**Task requirements:** Find each line containing the string "image" and return it.

**Data shown:**
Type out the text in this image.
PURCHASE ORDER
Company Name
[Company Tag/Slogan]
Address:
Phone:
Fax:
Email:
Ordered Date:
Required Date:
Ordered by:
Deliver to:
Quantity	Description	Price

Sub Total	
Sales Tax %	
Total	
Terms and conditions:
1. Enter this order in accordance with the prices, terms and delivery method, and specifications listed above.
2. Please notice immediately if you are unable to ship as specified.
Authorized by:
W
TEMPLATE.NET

---

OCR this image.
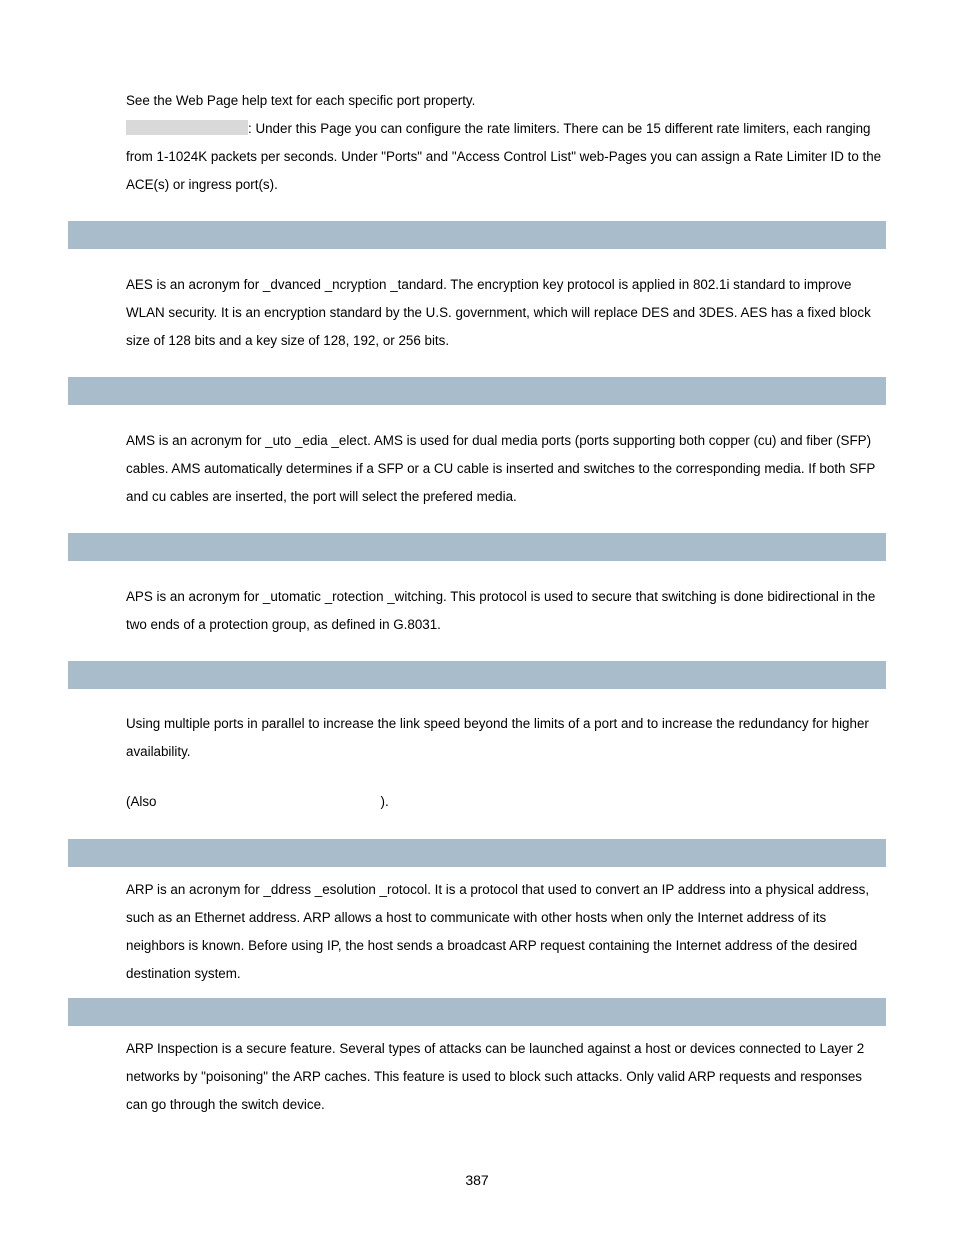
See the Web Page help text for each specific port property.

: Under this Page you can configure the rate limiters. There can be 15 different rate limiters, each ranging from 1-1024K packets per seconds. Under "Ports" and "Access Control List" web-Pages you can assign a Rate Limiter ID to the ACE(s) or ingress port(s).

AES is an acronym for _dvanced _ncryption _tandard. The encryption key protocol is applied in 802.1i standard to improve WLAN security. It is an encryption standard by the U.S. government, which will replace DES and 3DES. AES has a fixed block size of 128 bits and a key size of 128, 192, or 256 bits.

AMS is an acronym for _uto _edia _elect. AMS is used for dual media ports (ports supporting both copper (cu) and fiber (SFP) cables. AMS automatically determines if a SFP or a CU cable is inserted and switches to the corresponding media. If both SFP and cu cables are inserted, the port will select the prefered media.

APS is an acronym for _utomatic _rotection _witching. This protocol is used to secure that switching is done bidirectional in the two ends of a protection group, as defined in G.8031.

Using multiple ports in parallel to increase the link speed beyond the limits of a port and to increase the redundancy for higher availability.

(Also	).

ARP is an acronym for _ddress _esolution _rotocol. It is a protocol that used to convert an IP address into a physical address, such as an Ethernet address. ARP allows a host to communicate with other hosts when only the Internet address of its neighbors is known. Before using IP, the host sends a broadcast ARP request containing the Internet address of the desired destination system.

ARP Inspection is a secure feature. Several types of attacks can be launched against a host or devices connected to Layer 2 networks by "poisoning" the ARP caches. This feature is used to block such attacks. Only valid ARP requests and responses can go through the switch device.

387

**Problem solution:**
Type out the text in this image.
OCR this image.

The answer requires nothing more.